→ EXERCISE DIRECTIONS
Identify the lines that contain the string "propriè", then copy each of them.

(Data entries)
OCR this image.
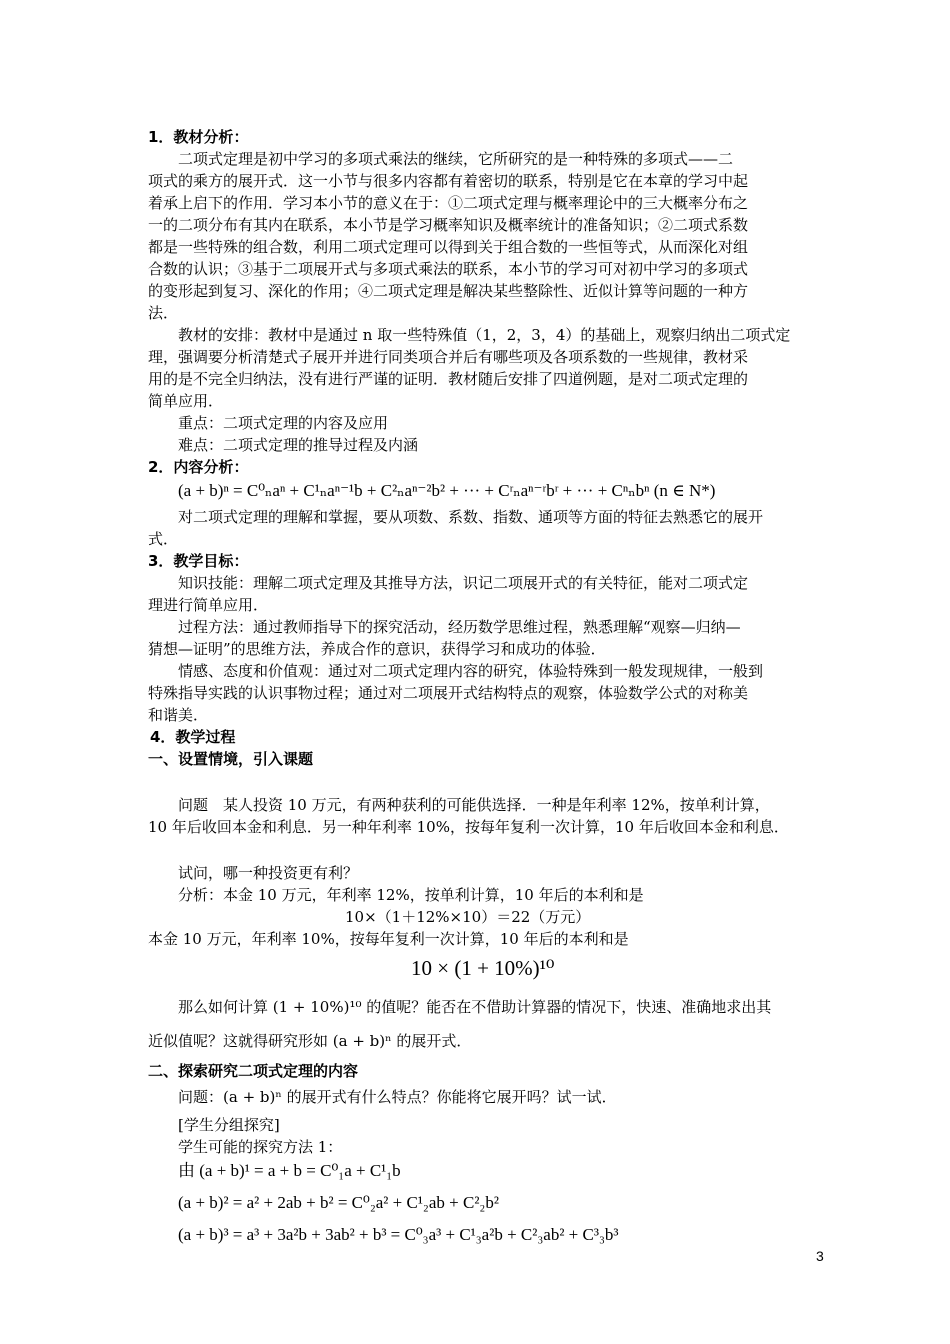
1．教材分析：
二项式定理是初中学习的多项式乘法的继续，它所研究的是一种特殊的多项式——二
项式的乘方的展开式．这一小节与很多内容都有着密切的联系，特别是它在本章的学习中起
着承上启下的作用．学习本小节的意义在于：①二项式定理与概率理论中的三大概率分布之
一的二项分布有其内在联系，本小节是学习概率知识及概率统计的准备知识；②二项式系数
都是一些特殊的组合数，利用二项式定理可以得到关于组合数的一些恒等式，从而深化对组
合数的认识；③基于二项展开式与多项式乘法的联系，本小节的学习可对初中学习的多项式
的变形起到复习、深化的作用；④二项式定理是解决某些整除性、近似计算等问题的一种方
法．
教材的安排：教材中是通过 n 取一些特殊值（1，2，3，4）的基础上，观察归纳出二项式定
理，强调要分析清楚式子展开并进行同类项合并后有哪些项及各项系数的一些规律，教材采
用的是不完全归纳法，没有进行严谨的证明．教材随后安排了四道例题，是对二项式定理的
简单应用．
重点：二项式定理的内容及应用
难点：二项式定理的推导过程及内涵
2．内容分析：
(a + b)ⁿ = C⁰ₙaⁿ + C¹ₙaⁿ⁻¹b + C²ₙaⁿ⁻²b² + ··· + Cʳₙaⁿ⁻ʳbʳ + ··· + Cⁿₙbⁿ (n ∈ N*)
对二项式定理的理解和掌握，要从项数、系数、指数、通项等方面的特征去熟悉它的展开
式．
3．教学目标：
知识技能：理解二项式定理及其推导方法，识记二项展开式的有关特征，能对二项式定
理进行简单应用．
过程方法：通过教师指导下的探究活动，经历数学思维过程，熟悉理解“观察—归纳—
猜想—证明”的思维方法，养成合作的意识，获得学习和成功的体验．
情感、态度和价值观：通过对二项式定理内容的研究，体验特殊到一般发现规律，一般到
特殊指导实践的认识事物过程；通过对二项展开式结构特点的观察，体验数学公式的对称美
和谐美．
4．教学过程
一、设置情境，引入课题
问题　某人投资 10 万元，有两种获利的可能供选择．一种是年利率 12%，按单利计算，
10 年后收回本金和利息．另一种年利率 10%，按每年复利一次计算，10 年后收回本金和利息．
试问，哪一种投资更有利？
分析：本金 10 万元，年利率 12%，按单利计算，10 年后的本利和是
10×（1＋12%×10）＝22（万元）
本金 10 万元，年利率 10%，按每年复利一次计算，10 年后的本利和是
10 × (1 + 10%)¹⁰
那么如何计算 (1 + 10%)¹⁰ 的值呢？能否在不借助计算器的情况下，快速、准确地求出其
近似值呢？这就得研究形如 (a + b)ⁿ 的展开式．
二、探索研究二项式定理的内容
问题：(a + b)ⁿ 的展开式有什么特点？你能将它展开吗？试一试．
[学生分组探究]
学生可能的探究方法 1：
由 (a + b)¹ = a + b = C⁰₁a + C¹₁b
(a + b)² = a² + 2ab + b² = C⁰₂a² + C¹₂ab + C²₂b²
(a + b)³ = a³ + 3a²b + 3ab² + b³ = C⁰₃a³ + C¹₃a²b + C²₃ab² + C³₃b³
3
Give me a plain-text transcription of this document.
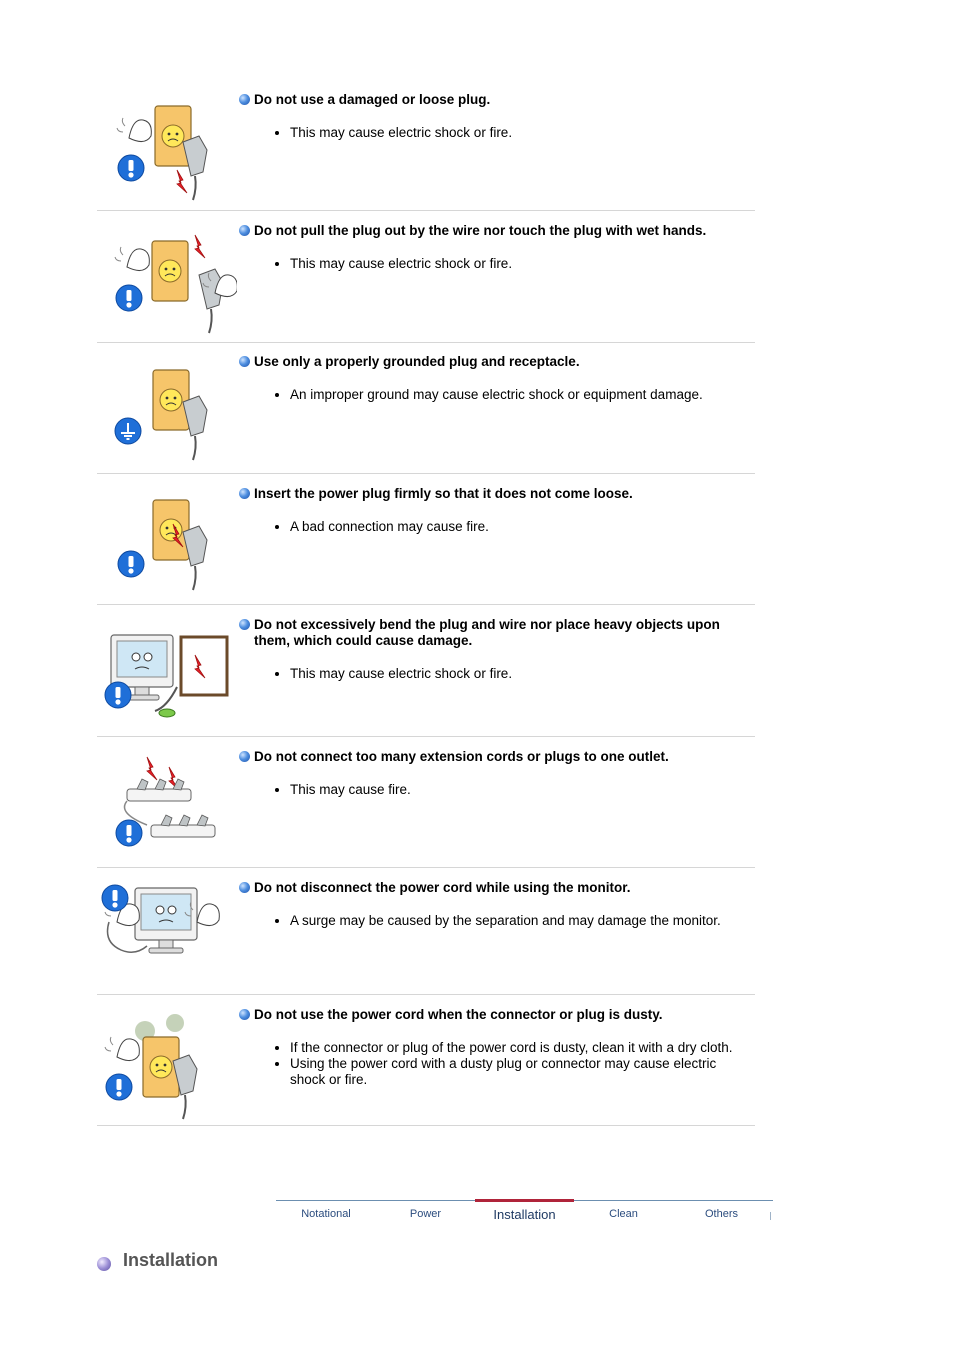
Do not use a damaged or loose plug.

• This may cause electric shock or fire.

Do not pull the plug out by the wire nor touch the plug with wet hands.

• This may cause electric shock or fire.

Use only a properly grounded plug and receptacle.

• An improper ground may cause electric shock or equipment damage.

Insert the power plug firmly so that it does not come loose.

• A bad connection may cause fire.

Do not excessively bend the plug and wire nor place heavy objects upon them, which could cause damage.

• This may cause electric shock or fire.

Do not connect too many extension cords or plugs to one outlet.

• This may cause fire.

Do not disconnect the power cord while using the monitor.

• A surge may be caused by the separation and may damage the monitor.

Do not use the power cord when the connector or plug is dusty.

• If the connector or plug of the power cord is dusty, clean it with a dry cloth.
• Using the power cord with a dusty plug or connector may cause electric shock or fire.
Notational	Power	Installation	Clean	Others
Installation
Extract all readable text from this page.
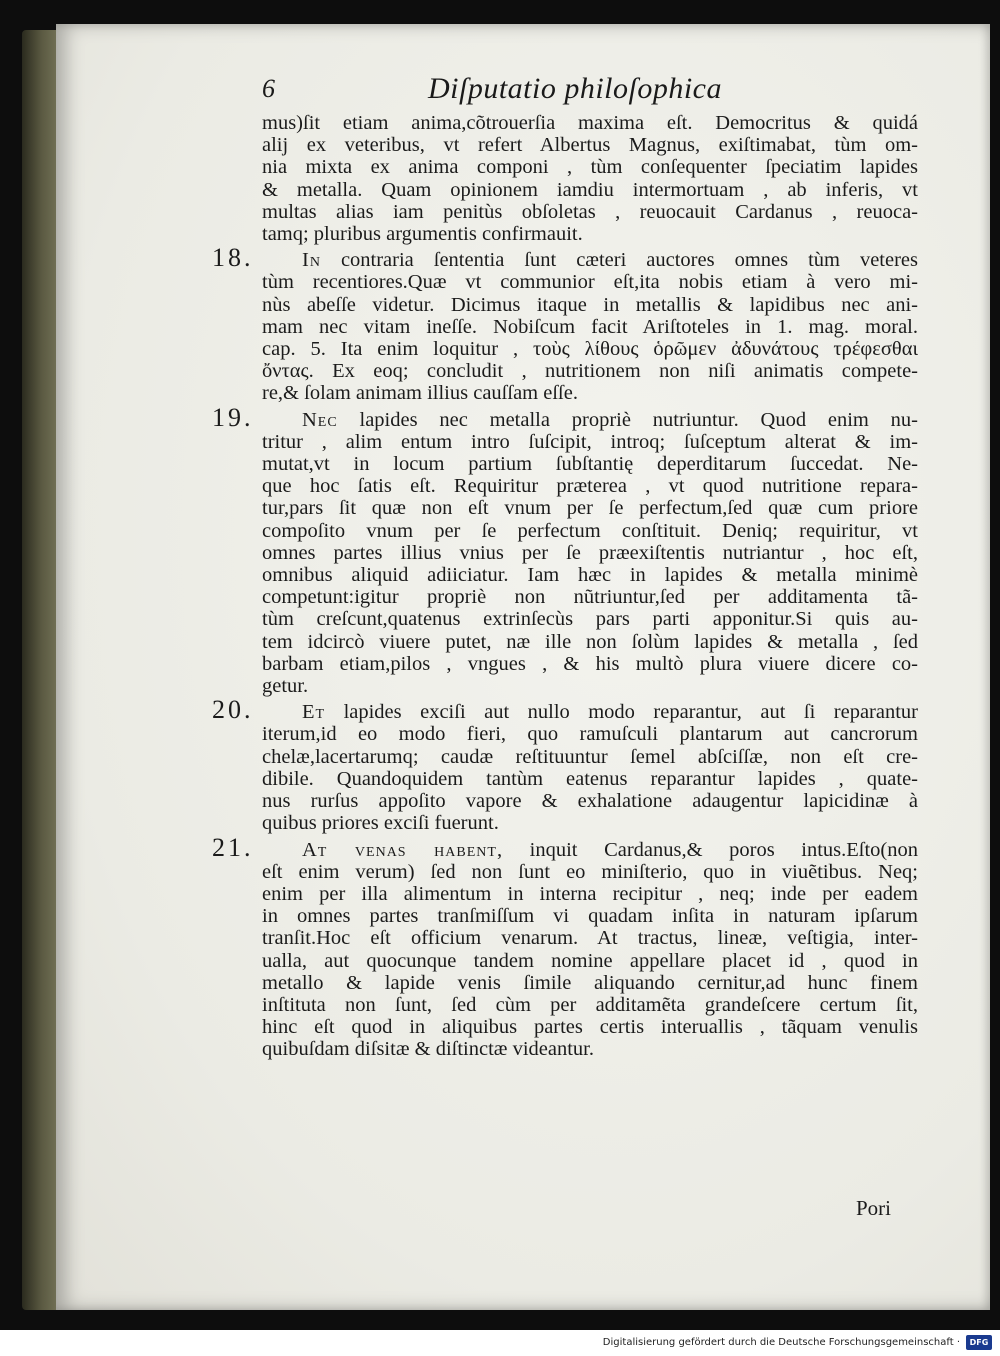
6	Diſputatio philoſophica
mus)ſit etiam anima,cõtrouerſia maxima eſt. Democritus & quidá
alij ex veteribus, vt refert Albertus Magnus, exiſtimabat, tùm om-
nia mixta ex anima componi , tùm conſequenter ſpeciatim lapides
& metalla. Quam opinionem iamdiu intermortuam , ab inferis, vt
multas alias iam penitùs obſoletas , reuocauit Cardanus , reuoca-
tamq; pluribus argumentis confirmauit.
18.	In contraria ſententia ſunt cæteri auctores omnes tùm veteres
tùm recentiores.Quæ vt communior eſt,ita nobis etiam à vero mi-
nùs abeſſe videtur. Dicimus itaque in metallis & lapidibus nec ani-
mam nec vitam ineſſe. Nobiſcum facit Ariſtoteles in 1. mag. moral.
cap. 5. Ita enim loquitur , τοὺς λίθους ὁρῶμεν ἀδυνάτους τρέφεσθαι
ὄντας. Ex eoq; concludit , nutritionem non niſi animatis compete-
re,& ſolam animam illius cauſſam eſſe.
19.	Nec lapides nec metalla propriè nutriuntur. Quod enim nu-
tritur , alim entum intro ſuſcipit, introq; ſuſceptum alterat & im-
mutat,vt in locum partium ſubſtantię deperditarum ſuccedat. Ne-
que hoc ſatis eſt. Requiritur præterea , vt quod nutritione repara-
tur,pars ſit quæ non eſt vnum per ſe perfectum,ſed quæ cum priore
compoſito vnum per ſe perfectum conſtituit. Deniq; requiritur, vt
omnes partes illius vnius per ſe præexiſtentis nutriantur , hoc eſt,
omnibus aliquid adiiciatur. Iam hæc in lapides & metalla minimè
competunt:igitur propriè non nũtriuntur,ſed per additamenta tã-
tùm creſcunt,quatenus extrinſecùs pars parti apponitur.Si quis au-
tem idcircò viuere putet, næ ille non ſolùm lapides & metalla , ſed
barbam etiam,pilos , vngues , & his multò plura viuere dicere co-
getur.
20.	Et lapides exciſi aut nullo modo reparantur, aut ſi reparantur
iterum,id eo modo fieri, quo ramuſculi plantarum aut cancrorum
chelæ,lacertarumq; caudæ reſtituuntur ſemel abſciſſæ, non eſt cre-
dibile. Quandoquidem tantùm eatenus reparantur lapides , quate-
nus rurſus appoſito vapore & exhalatione adaugentur lapicidinæ à
quibus priores exciſi fuerunt.
21.	At venas habent, inquit Cardanus,& poros intus.Eſto(non
eſt enim verum) ſed non ſunt eo miniſterio, quo in viuẽtibus. Neq;
enim per illa alimentum in interna recipitur , neq; inde per eadem
in omnes partes tranſmiſſum vi quadam inſita in naturam ipſarum
tranſit.Hoc eſt officium venarum. At tractus, lineæ, veſtigia, inter-
ualla, aut quocunque tandem nomine appellare placet id , quod in
metallo & lapide venis ſimile aliquando cernitur,ad hunc finem
inſtituta non ſunt, ſed cùm per additamẽta grandeſcere certum ſit,
hinc eſt quod in aliquibus partes certis interuallis , tãquam venulis
quibuſdam diſsitæ & diſtinctæ videantur.
Pori
Digitalisierung gefördert durch die Deutsche Forschungsgemeinschaft ·	DFG
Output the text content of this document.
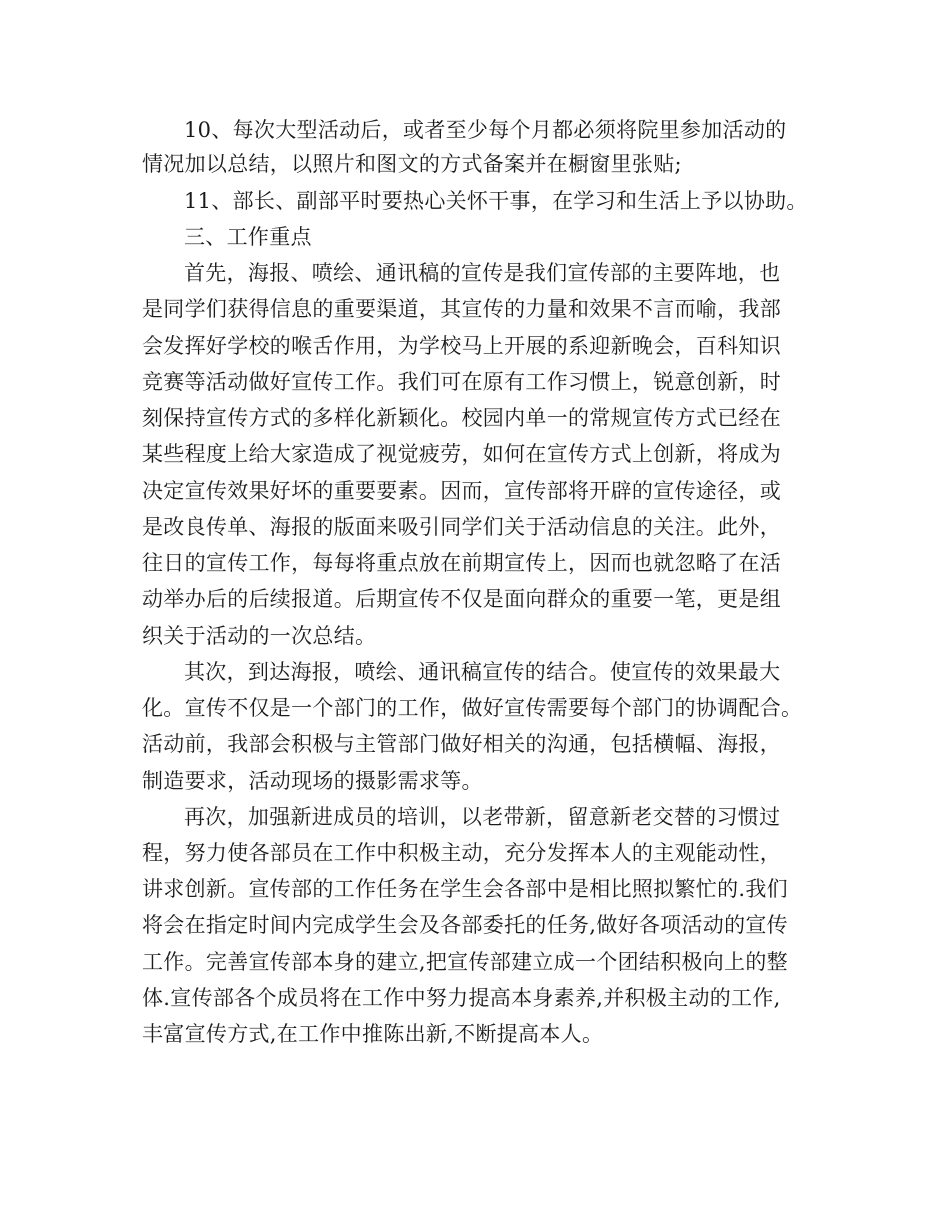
10、每次大型活动后，或者至少每个月都必须将院里参加活动的

情况加以总结，以照片和图文的方式备案并在橱窗里张贴;

11、部长、副部平时要热心关怀干事，在学习和生活上予以协助。

三、工作重点

首先，海报、喷绘、通讯稿的宣传是我们宣传部的主要阵地，也

是同学们获得信息的重要渠道，其宣传的力量和效果不言而喻，我部

会发挥好学校的喉舌作用，为学校马上开展的系迎新晚会，百科知识

竞赛等活动做好宣传工作。我们可在原有工作习惯上，锐意创新，时

刻保持宣传方式的多样化新颖化。校园内单一的常规宣传方式已经在

某些程度上给大家造成了视觉疲劳，如何在宣传方式上创新，将成为

决定宣传效果好坏的重要要素。因而，宣传部将开辟的宣传途径，或

是改良传单、海报的版面来吸引同学们关于活动信息的关注。此外，

往日的宣传工作，每每将重点放在前期宣传上，因而也就忽略了在活

动举办后的后续报道。后期宣传不仅是面向群众的重要一笔，更是组

织关于活动的一次总结。

其次，到达海报，喷绘、通讯稿宣传的结合。使宣传的效果最大

化。宣传不仅是一个部门的工作，做好宣传需要每个部门的协调配合。

活动前，我部会积极与主管部门做好相关的沟通，包括横幅、海报，

制造要求，活动现场的摄影需求等。

再次，加强新进成员的培训，以老带新，留意新老交替的习惯过

程，努力使各部员在工作中积极主动，充分发挥本人的主观能动性，

讲求创新。宣传部的工作任务在学生会各部中是相比照拟繁忙的.我们

将会在指定时间内完成学生会及各部委托的任务,做好各项活动的宣传

工作。完善宣传部本身的建立,把宣传部建立成一个团结积极向上的整

体.宣传部各个成员将在工作中努力提高本身素养,并积极主动的工作,

丰富宣传方式,在工作中推陈出新,不断提高本人。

→ RESULT OF THE TASK
19.	Nec lapides nec metalla propriè nutriuntur. Quod enim nu-
competunt:igitur propriè non nũtriuntur,ſed per additamenta tã-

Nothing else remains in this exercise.